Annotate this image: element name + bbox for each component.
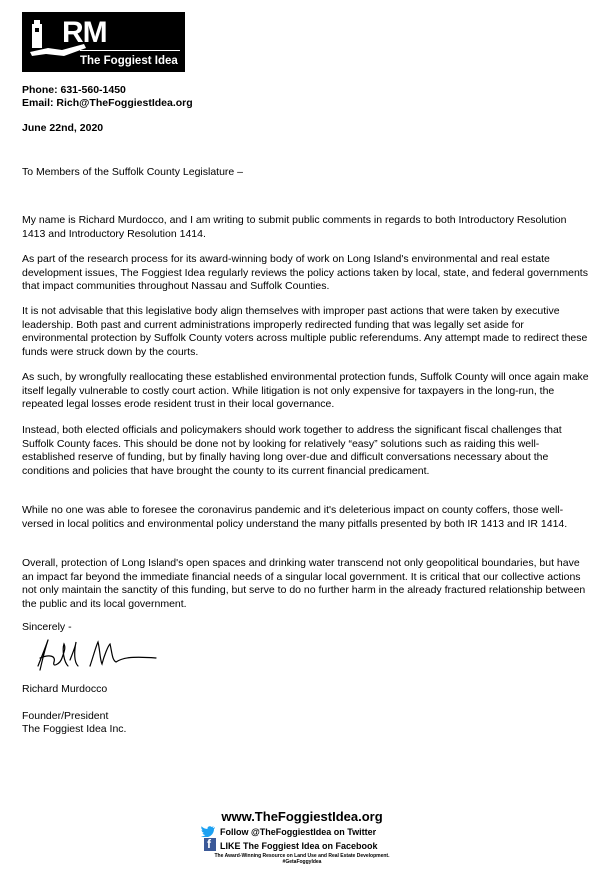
paragraph-fiscal-challenges: Instead, both elected officials and policymakers should work together to address the significant fiscal challenges that Suffolk County faces. This should be done not by looking for relatively “easy” solutions such as raiding this well-established reserve of funding, but by finally having long over-due and difficult conversations necessary about the conditions and policies that have brought the county to its current financial predicament. xyxy=(22,424,562,477)
paragraph-advisability: It is not advisable that this legislative body align themselves with improper past actions that were taken by executive leadership. Both past and current administrations improperly redirected funding that was legally set aside for environmental protection by Suffolk County voters across multiple public referendums. Any attempt made to redirect these funds were struck down by the courts. xyxy=(22,305,588,358)
closing: Sincerely - xyxy=(22,621,72,633)
paragraph-research: As part of the research process for its award-winning body of work on Long Island's environmental and real estate development issues, The Foggiest Idea regularly reviews the policy actions taken by local, state, and federal governments that impact communities throughout Nassau and Suffolk Counties. xyxy=(22,253,588,293)
footer-twitter-link[interactable]: Follow @TheFoggiestIdea on Twitter xyxy=(220,827,377,837)
paragraph-pandemic: While no one was able to foresee the coronavirus pandemic and it's deleterious impact on county coffers, those well-versed in local politics and environmental policy understand the many pitfalls presented by both IR 1413 and IR 1414. xyxy=(22,504,568,530)
logo-initials: RM xyxy=(62,16,107,49)
paragraph-intro: My name is Richard Murdocco, and I am writing to submit public comments in regards to both Introductory Resolution 1413 and Introductory Resolution 1414. xyxy=(22,214,567,240)
twitter-icon[interactable] xyxy=(200,825,216,837)
foggiest-idea-logo xyxy=(22,12,185,72)
footer-website-link[interactable]: www.TheFoggiestIdea.org xyxy=(221,809,383,824)
letter-date: June 22nd, 2020 xyxy=(22,122,104,134)
logo-divider xyxy=(80,50,180,51)
signer-org: The Foggiest Idea Inc. xyxy=(22,723,127,735)
signer-name: Richard Murdocco xyxy=(22,683,108,695)
paragraph-legal-risk: As such, by wrongfully reallocating these established environmental protection funds, Suffolk County will once again make itself legally vulnerable to costly court action. While litigation is not only expensive for taxpayers in the long-run, the repeated legal losses erode resident trust in their local governance. xyxy=(22,371,589,411)
footer-facebook-link[interactable]: LIKE The Foggiest Idea on Facebook xyxy=(220,841,378,851)
handwritten-signature xyxy=(30,636,160,674)
email-line[interactable]: Email: Rich@TheFoggiestIdea.org xyxy=(22,97,193,109)
paragraph-conclusion: Overall, protection of Long Island's open spaces and drinking water transcend not only geopolitical boundaries, but have an impact far beyond the immediate financial needs of a singular local government. It is critical that our collective actions not only maintain the sanctity of this funding, but serve to do no further harm in the already fractured relationship between the public and its local government. xyxy=(22,557,586,610)
signer-title: Founder/President xyxy=(22,710,109,722)
salutation: To Members of the Suffolk County Legislature – xyxy=(22,166,244,178)
footer-tagline: The Award-Winning Resource on Land Use and Real Estate Development. xyxy=(214,853,390,859)
facebook-icon[interactable]: f xyxy=(204,838,216,851)
footer-hashtag: #GetaFoggyIdea xyxy=(282,859,322,865)
logo-name: The Foggiest Idea xyxy=(80,55,178,67)
phone-line: Phone: 631-560-1450 xyxy=(22,84,126,96)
• • • •
■ Task to complete ■
Go through the material and copy each line in which the word "work" occurs.

■ Answer for this exercise ■
paragraph-fiscal-challenges: Instead, both elected officials and policymakers should work together to address the significant fiscal challenges that Suffolk County faces. This should be done not by looking for relatively “easy” solutions such as raiding this well-established reserve of funding, but by finally having long over-due and difficult conversations necessary about the conditions and policies that have brought the county to its current financial predicament. xyxy=(22,424,562,477)
paragraph-research: As part of the research process for its award-winning body of work on Long Island's environmental and real estate development issues, The Foggiest Idea regularly reviews the policy actions taken by local, state, and federal governments that impact communities throughout Nassau and Suffolk Counties. xyxy=(22,253,588,293)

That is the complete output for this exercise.